EXERCISE AIM:
Give the count of lines holding the string "Sublimation" and nothing else.

— start of RECORDS FOR PROCESSING —

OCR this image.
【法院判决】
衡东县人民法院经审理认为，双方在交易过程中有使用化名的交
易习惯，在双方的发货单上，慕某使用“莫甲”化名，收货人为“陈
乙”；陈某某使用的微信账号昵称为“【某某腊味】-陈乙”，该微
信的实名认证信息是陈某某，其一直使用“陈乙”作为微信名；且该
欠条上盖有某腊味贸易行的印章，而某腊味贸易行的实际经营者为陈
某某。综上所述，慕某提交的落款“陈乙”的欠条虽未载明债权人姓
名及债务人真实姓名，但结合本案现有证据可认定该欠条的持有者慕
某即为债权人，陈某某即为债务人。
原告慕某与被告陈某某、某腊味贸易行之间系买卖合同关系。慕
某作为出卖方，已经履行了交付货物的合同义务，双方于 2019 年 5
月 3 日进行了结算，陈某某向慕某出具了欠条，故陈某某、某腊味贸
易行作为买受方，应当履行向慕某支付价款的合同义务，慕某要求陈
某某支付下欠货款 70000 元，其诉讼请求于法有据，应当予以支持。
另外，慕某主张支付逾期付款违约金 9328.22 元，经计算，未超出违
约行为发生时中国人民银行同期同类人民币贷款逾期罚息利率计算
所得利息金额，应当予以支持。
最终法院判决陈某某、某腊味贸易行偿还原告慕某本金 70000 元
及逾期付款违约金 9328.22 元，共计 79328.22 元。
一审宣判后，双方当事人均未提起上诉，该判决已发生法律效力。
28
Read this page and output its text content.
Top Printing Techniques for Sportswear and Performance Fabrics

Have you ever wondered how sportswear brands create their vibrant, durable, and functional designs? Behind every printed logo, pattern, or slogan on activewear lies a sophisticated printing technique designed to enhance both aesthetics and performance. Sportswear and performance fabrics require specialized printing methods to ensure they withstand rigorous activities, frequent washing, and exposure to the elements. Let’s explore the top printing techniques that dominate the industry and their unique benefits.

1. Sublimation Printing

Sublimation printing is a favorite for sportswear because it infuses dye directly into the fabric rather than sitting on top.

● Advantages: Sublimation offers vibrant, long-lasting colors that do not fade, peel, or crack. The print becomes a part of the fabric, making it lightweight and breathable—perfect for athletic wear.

— end of RECORDS FOR PROCESSING —

ANSWER BELOW:
3